▶ What the task asks: Every record should be written out exactly, with the pictures left out.

<<<<

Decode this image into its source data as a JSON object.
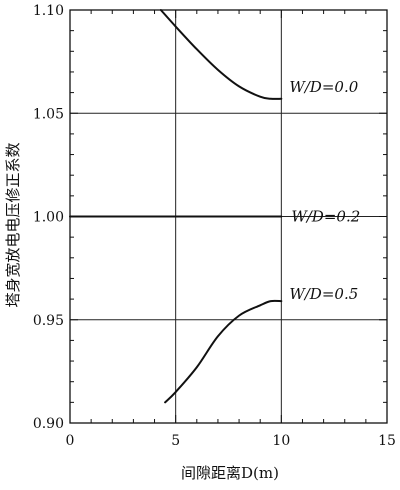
{
  "chart_data": {
    "type": "line",
    "title": "",
    "xlabel": "间隙距离D(m)",
    "ylabel": "塔身宽放电电压修正系数",
    "xlim": [
      0,
      15
    ],
    "ylim": [
      0.9,
      1.1
    ],
    "xticks": [
      0,
      5,
      10,
      15
    ],
    "xtick_labels": [
      "0",
      "5",
      "10",
      "15"
    ],
    "yticks": [
      0.9,
      0.95,
      1.0,
      1.05,
      1.1
    ],
    "ytick_labels": [
      "0.90",
      "0.95",
      "1.00",
      "1.05",
      "1.10"
    ],
    "grid": true,
    "series": [
      {
        "name": "W/D=0.0",
        "x": [
          4.3,
          5.0,
          6.0,
          7.0,
          8.0,
          9.0,
          9.5,
          10.0
        ],
        "y": [
          1.1,
          1.092,
          1.081,
          1.071,
          1.063,
          1.058,
          1.057,
          1.057
        ]
      },
      {
        "name": "W/D=0.2",
        "x": [
          0,
          10
        ],
        "y": [
          1.0,
          1.0
        ]
      },
      {
        "name": "W/D=0.5",
        "x": [
          4.5,
          5.0,
          6.0,
          7.0,
          8.0,
          9.0,
          9.5,
          10.0
        ],
        "y": [
          0.91,
          0.915,
          0.927,
          0.942,
          0.952,
          0.957,
          0.959,
          0.959
        ]
      }
    ]
  }
}
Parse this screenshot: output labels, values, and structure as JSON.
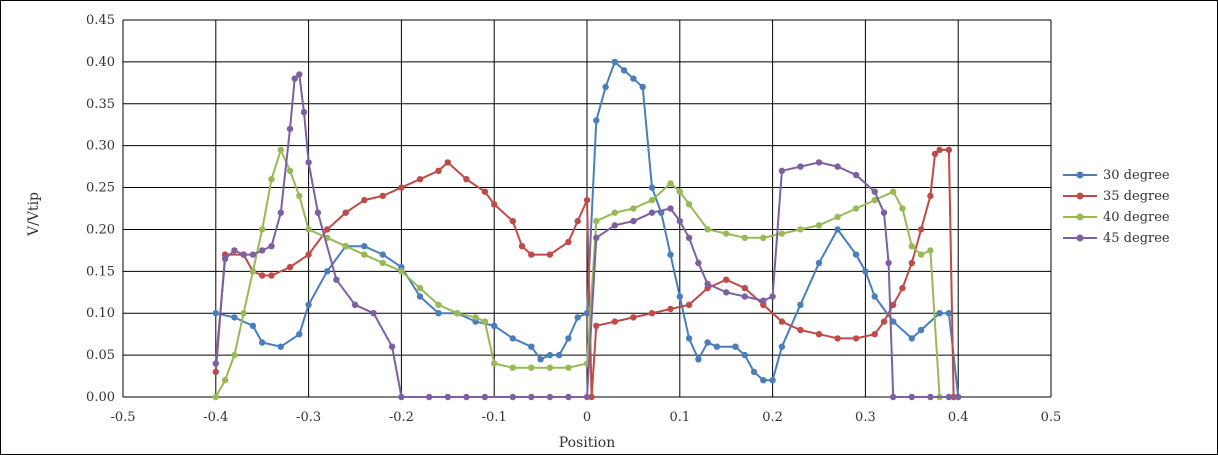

>>>>

▶ Task answer:
Decode this image into its source data as a JSON object.
{
  "chart_data": {
    "type": "line",
    "title": "",
    "xlabel": "间隙距离D(m)",
    "ylabel": "塔身宽放电电压修正系数",
    "xlim": [
      0,
      15
    ],
    "ylim": [
      0.9,
      1.1
    ],
    "xticks": [
      0,
      5,
      10,
      15
    ],
    "xtick_labels": [
      "0",
      "5",
      "10",
      "15"
    ],
    "yticks": [
      0.9,
      0.95,
      1.0,
      1.05,
      1.1
    ],
    "ytick_labels": [
      "0.90",
      "0.95",
      "1.00",
      "1.05",
      "1.10"
    ],
    "grid": true,
    "series": [
      {
        "name": "W/D=0.0",
        "x": [
          4.3,
          5.0,
          6.0,
          7.0,
          8.0,
          9.0,
          9.5,
          10.0
        ],
        "y": [
          1.1,
          1.092,
          1.081,
          1.071,
          1.063,
          1.058,
          1.057,
          1.057
        ]
      },
      {
        "name": "W/D=0.2",
        "x": [
          0,
          10
        ],
        "y": [
          1.0,
          1.0
        ]
      },
      {
        "name": "W/D=0.5",
        "x": [
          4.5,
          5.0,
          6.0,
          7.0,
          8.0,
          9.0,
          9.5,
          10.0
        ],
        "y": [
          0.91,
          0.915,
          0.927,
          0.942,
          0.952,
          0.957,
          0.959,
          0.959
        ]
      }
    ]
  }
}
Parse this screenshot: output labels, values, and structure as JSON.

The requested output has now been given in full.